**WHAT THE TASK ASKS**
Please quote every line word for word.

**MATERIAL PROVIDED**
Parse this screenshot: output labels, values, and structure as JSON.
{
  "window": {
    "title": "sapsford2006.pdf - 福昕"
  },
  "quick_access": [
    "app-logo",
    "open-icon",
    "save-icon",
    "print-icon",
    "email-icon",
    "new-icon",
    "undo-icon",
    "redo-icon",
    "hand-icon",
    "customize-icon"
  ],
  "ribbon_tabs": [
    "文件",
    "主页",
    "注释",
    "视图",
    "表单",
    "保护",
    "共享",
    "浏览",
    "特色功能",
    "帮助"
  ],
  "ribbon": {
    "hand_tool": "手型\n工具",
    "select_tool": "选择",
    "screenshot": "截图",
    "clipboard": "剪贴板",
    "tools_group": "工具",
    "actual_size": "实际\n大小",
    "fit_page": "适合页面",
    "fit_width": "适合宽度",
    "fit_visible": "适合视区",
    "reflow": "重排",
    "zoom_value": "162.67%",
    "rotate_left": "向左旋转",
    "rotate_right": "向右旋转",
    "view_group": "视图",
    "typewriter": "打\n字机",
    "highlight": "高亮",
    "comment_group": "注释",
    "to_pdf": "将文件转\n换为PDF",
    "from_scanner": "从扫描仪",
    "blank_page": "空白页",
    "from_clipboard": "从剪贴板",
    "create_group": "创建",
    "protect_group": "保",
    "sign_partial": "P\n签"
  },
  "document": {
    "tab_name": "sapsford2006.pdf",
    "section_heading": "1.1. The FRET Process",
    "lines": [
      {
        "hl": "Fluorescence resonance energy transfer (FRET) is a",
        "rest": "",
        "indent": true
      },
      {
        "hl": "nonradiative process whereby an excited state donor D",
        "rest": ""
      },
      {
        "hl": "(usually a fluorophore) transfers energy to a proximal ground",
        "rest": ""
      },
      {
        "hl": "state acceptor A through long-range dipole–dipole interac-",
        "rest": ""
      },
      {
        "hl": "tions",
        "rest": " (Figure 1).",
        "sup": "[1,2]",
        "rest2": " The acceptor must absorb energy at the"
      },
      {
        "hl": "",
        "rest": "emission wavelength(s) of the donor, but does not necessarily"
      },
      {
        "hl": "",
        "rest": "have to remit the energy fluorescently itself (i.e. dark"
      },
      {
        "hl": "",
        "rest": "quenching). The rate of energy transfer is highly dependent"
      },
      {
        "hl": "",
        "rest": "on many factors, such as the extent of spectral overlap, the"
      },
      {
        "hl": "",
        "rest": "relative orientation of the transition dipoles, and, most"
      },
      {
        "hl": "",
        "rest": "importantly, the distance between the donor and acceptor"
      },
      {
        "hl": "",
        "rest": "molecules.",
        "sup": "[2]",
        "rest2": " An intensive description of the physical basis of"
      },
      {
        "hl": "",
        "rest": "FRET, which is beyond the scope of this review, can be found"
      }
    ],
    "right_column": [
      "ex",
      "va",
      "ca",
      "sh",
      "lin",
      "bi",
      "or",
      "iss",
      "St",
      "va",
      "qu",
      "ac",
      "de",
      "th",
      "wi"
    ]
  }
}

**WRITTEN RESPONSE**
Parse this screenshot: output labels, values, and structure as JSON.
{
  "window": {
    "title": "sapsford2006.pdf - 福昕"
  },
  "quick_access": [
    "app-logo",
    "open-icon",
    "save-icon",
    "print-icon",
    "email-icon",
    "new-icon",
    "undo-icon",
    "redo-icon",
    "hand-icon",
    "customize-icon"
  ],
  "ribbon_tabs": [
    "文件",
    "主页",
    "注释",
    "视图",
    "表单",
    "保护",
    "共享",
    "浏览",
    "特色功能",
    "帮助"
  ],
  "ribbon": {
    "hand_tool": "手型\n工具",
    "select_tool": "选择",
    "screenshot": "截图",
    "clipboard": "剪贴板",
    "tools_group": "工具",
    "actual_size": "实际\n大小",
    "fit_page": "适合页面",
    "fit_width": "适合宽度",
    "fit_visible": "适合视区",
    "reflow": "重排",
    "zoom_value": "162.67%",
    "rotate_left": "向左旋转",
    "rotate_right": "向右旋转",
    "view_group": "视图",
    "typewriter": "打\n字机",
    "highlight": "高亮",
    "comment_group": "注释",
    "to_pdf": "将文件转\n换为PDF",
    "from_scanner": "从扫描仪",
    "blank_page": "空白页",
    "from_clipboard": "从剪贴板",
    "create_group": "创建",
    "protect_group": "保",
    "sign_partial": "P\n签"
  },
  "document": {
    "tab_name": "sapsford2006.pdf",
    "section_heading": "1.1. The FRET Process",
    "lines": [
      {
        "hl": "Fluorescence resonance energy transfer (FRET) is a",
        "rest": "",
        "indent": true
      },
      {
        "hl": "nonradiative process whereby an excited state donor D",
        "rest": ""
      },
      {
        "hl": "(usually a fluorophore) transfers energy to a proximal ground",
        "rest": ""
      },
      {
        "hl": "state acceptor A through long-range dipole–dipole interac-",
        "rest": ""
      },
      {
        "hl": "tions",
        "rest": " (Figure 1).",
        "sup": "[1,2]",
        "rest2": " The acceptor must absorb energy at the"
      },
      {
        "hl": "",
        "rest": "emission wavelength(s) of the donor, but does not necessarily"
      },
      {
        "hl": "",
        "rest": "have to remit the energy fluorescently itself (i.e. dark"
      },
      {
        "hl": "",
        "rest": "quenching). The rate of energy transfer is highly dependent"
      },
      {
        "hl": "",
        "rest": "on many factors, such as the extent of spectral overlap, the"
      },
      {
        "hl": "",
        "rest": "relative orientation of the transition dipoles, and, most"
      },
      {
        "hl": "",
        "rest": "importantly, the distance between the donor and acceptor"
      },
      {
        "hl": "",
        "rest": "molecules.",
        "sup": "[2]",
        "rest2": " An intensive description of the physical basis of"
      },
      {
        "hl": "",
        "rest": "FRET, which is beyond the scope of this review, can be found"
      }
    ],
    "right_column": [
      "ex",
      "va",
      "ca",
      "sh",
      "lin",
      "bi",
      "or",
      "iss",
      "St",
      "va",
      "qu",
      "ac",
      "de",
      "th",
      "wi"
    ]
  }
}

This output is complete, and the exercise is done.